▸ **Task brief**:
Scan the records below for lines with the word "this", then state how many you find and nothing else.

▸ **Data provided**:
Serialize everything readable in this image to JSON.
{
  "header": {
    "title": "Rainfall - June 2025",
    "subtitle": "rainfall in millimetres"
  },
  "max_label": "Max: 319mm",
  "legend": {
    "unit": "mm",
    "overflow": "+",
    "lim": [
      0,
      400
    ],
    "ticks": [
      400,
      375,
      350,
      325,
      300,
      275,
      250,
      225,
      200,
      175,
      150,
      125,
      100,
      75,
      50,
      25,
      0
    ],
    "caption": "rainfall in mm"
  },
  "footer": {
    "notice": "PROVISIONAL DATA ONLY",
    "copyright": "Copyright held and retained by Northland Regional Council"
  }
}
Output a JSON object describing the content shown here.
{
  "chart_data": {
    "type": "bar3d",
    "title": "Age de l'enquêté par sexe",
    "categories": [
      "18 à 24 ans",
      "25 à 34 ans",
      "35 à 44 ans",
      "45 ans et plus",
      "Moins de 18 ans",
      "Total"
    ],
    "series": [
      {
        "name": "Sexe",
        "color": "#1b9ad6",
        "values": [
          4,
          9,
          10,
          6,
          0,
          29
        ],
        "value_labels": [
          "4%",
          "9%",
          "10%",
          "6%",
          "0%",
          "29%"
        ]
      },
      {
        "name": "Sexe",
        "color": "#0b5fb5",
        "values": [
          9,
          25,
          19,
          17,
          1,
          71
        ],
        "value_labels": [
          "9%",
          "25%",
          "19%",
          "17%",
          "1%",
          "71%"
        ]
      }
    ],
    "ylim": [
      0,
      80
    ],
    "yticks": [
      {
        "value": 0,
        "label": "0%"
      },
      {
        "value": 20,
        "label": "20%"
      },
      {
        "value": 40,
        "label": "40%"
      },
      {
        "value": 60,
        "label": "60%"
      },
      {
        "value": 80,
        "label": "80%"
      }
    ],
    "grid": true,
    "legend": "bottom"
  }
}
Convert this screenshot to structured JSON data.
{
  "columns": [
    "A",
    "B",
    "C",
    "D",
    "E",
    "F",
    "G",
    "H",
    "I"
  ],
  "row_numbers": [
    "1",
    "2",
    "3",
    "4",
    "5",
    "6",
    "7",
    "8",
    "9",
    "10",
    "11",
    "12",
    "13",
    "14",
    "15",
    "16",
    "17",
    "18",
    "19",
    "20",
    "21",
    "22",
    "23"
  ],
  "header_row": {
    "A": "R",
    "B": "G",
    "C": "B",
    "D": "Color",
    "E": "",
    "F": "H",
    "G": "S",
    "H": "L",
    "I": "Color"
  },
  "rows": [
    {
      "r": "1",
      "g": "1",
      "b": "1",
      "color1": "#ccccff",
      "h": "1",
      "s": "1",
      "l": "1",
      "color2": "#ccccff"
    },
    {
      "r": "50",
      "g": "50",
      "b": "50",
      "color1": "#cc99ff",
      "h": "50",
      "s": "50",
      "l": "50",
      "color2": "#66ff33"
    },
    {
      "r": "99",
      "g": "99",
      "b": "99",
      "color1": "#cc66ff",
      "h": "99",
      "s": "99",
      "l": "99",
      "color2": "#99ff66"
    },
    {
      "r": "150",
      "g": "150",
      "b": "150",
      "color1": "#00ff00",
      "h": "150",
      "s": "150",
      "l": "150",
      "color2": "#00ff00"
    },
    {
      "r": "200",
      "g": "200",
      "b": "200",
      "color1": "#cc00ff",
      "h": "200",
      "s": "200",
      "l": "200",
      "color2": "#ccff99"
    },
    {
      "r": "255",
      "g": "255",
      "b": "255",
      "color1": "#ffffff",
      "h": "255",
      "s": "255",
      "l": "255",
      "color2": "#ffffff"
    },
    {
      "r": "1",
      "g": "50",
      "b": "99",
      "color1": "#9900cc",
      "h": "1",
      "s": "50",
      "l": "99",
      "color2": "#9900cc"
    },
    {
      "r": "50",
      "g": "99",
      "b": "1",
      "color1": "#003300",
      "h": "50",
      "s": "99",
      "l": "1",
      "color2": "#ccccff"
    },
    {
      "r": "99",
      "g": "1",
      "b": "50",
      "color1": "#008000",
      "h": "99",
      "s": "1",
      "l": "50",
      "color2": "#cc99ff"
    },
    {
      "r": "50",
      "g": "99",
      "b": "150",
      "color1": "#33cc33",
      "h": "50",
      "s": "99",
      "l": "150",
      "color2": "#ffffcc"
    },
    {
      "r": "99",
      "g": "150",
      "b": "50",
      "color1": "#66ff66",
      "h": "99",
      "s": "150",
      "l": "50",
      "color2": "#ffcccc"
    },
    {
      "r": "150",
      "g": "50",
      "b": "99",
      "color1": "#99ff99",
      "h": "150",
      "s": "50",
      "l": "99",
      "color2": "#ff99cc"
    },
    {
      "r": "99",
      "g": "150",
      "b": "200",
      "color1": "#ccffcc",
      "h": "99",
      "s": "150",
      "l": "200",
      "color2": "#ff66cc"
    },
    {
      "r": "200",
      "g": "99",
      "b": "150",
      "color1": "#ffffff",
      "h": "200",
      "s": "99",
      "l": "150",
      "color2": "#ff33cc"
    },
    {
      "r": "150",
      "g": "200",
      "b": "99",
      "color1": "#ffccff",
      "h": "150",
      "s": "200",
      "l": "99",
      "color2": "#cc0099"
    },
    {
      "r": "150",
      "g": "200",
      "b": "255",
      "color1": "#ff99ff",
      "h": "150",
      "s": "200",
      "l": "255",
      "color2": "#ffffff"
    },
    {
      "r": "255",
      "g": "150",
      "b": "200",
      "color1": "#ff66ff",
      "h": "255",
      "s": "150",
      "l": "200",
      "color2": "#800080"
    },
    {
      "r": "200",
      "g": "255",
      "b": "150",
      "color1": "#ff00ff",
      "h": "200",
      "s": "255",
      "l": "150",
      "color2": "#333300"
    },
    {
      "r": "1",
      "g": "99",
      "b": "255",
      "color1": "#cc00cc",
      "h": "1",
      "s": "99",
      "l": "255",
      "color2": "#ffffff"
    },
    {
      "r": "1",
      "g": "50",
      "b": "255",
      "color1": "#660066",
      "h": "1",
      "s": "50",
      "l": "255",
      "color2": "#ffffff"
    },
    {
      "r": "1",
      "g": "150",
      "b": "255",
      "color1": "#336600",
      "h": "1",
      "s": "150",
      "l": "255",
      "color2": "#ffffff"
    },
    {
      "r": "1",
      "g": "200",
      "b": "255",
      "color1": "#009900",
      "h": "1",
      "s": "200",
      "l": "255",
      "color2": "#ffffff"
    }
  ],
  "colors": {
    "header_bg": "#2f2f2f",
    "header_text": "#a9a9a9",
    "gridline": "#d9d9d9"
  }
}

▸ **Written response**:
2